Data listing -
============
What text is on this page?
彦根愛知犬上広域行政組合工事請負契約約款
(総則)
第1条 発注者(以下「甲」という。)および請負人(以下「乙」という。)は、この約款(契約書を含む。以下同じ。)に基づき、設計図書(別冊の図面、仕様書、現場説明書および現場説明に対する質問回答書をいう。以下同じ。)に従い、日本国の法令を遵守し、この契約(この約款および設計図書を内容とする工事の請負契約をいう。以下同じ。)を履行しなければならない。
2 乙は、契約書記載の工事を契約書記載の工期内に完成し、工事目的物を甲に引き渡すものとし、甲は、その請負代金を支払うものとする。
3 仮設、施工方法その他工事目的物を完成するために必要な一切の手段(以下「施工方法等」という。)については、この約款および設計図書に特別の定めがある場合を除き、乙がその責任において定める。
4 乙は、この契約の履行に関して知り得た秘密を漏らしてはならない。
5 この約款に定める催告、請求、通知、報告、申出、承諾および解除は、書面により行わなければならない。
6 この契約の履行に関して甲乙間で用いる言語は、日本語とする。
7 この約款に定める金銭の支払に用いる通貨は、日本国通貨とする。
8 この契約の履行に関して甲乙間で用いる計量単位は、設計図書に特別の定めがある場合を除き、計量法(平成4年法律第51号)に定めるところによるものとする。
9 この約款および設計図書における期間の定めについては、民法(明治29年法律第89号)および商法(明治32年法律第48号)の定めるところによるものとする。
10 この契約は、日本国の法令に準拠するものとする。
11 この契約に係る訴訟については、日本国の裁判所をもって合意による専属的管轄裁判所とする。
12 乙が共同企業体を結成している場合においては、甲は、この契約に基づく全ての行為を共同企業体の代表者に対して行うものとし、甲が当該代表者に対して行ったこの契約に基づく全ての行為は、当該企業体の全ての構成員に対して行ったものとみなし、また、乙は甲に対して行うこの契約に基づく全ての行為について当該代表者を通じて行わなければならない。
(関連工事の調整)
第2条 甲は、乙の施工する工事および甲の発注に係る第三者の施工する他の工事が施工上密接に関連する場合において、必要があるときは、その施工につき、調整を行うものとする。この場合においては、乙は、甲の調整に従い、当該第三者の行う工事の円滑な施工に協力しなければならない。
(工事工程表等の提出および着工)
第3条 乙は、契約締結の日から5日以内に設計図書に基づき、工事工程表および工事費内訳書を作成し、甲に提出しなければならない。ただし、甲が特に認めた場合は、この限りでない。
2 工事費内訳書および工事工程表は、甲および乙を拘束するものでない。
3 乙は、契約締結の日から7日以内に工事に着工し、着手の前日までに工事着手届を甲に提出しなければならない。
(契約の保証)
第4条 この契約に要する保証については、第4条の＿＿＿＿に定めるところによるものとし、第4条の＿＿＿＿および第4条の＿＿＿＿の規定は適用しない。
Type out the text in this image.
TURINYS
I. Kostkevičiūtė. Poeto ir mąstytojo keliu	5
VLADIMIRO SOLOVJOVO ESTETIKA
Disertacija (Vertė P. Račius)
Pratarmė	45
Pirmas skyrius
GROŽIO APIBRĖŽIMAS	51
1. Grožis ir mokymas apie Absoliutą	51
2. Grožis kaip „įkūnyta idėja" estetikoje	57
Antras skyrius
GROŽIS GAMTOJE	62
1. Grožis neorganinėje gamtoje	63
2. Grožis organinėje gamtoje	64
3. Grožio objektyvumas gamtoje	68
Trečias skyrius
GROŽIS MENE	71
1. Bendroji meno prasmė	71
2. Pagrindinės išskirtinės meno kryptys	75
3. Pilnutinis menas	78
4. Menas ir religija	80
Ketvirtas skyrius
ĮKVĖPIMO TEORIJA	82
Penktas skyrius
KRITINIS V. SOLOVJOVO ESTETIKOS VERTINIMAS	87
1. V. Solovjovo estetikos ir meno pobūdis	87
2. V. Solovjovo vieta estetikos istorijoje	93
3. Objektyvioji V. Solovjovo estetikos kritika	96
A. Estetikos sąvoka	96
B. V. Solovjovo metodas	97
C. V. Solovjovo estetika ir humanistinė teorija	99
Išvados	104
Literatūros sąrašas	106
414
============
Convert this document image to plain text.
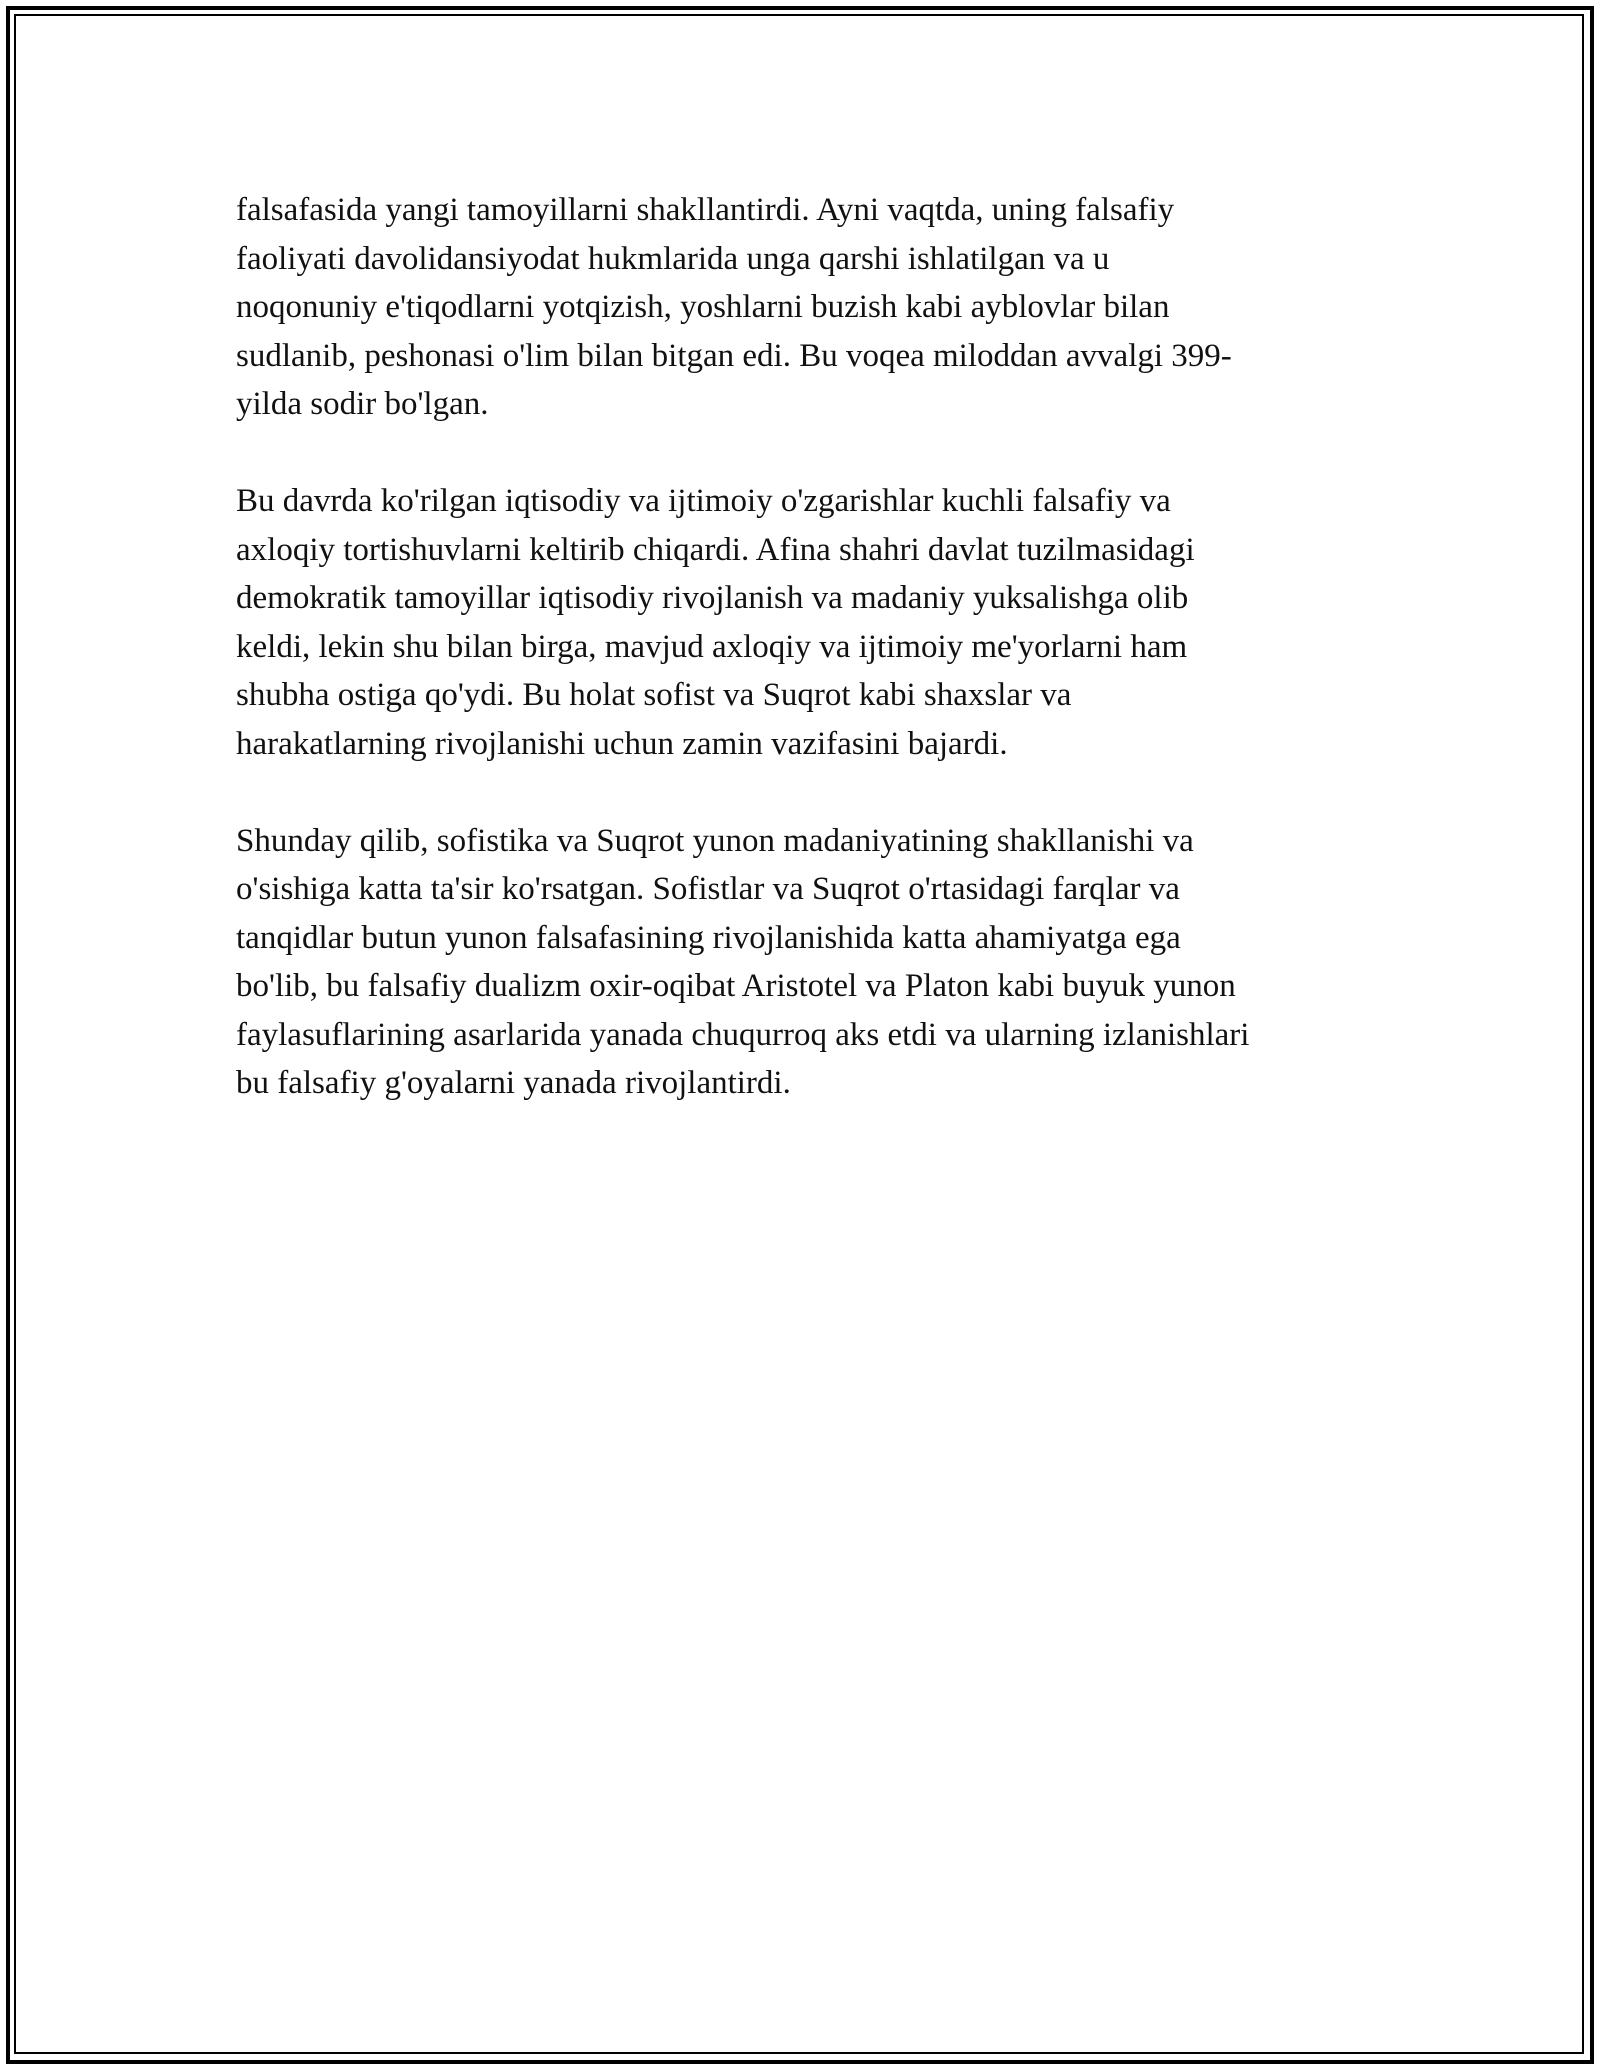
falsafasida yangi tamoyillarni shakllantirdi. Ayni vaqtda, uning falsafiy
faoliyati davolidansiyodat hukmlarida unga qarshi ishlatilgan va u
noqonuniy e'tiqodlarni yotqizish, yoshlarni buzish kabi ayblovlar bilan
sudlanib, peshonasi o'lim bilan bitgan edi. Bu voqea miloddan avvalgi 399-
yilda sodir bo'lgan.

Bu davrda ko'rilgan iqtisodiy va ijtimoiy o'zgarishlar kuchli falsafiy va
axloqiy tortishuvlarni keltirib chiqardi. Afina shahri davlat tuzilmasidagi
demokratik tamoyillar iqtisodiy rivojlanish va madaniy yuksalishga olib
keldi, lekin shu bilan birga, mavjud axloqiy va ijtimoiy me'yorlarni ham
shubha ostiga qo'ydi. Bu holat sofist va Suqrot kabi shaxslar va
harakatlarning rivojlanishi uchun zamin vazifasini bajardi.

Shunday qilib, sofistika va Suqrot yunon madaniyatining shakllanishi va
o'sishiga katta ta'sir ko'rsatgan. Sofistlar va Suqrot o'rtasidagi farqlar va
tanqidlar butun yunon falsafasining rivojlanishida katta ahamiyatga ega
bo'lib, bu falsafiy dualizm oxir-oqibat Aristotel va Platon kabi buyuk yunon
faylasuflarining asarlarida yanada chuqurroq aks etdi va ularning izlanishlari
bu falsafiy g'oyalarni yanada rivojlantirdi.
============
To be done - Select every line above that contains the word "text", and copy it.

Answer to this task -
What text is on this page?
Type out the text in this image.
Convert this document image to plain text.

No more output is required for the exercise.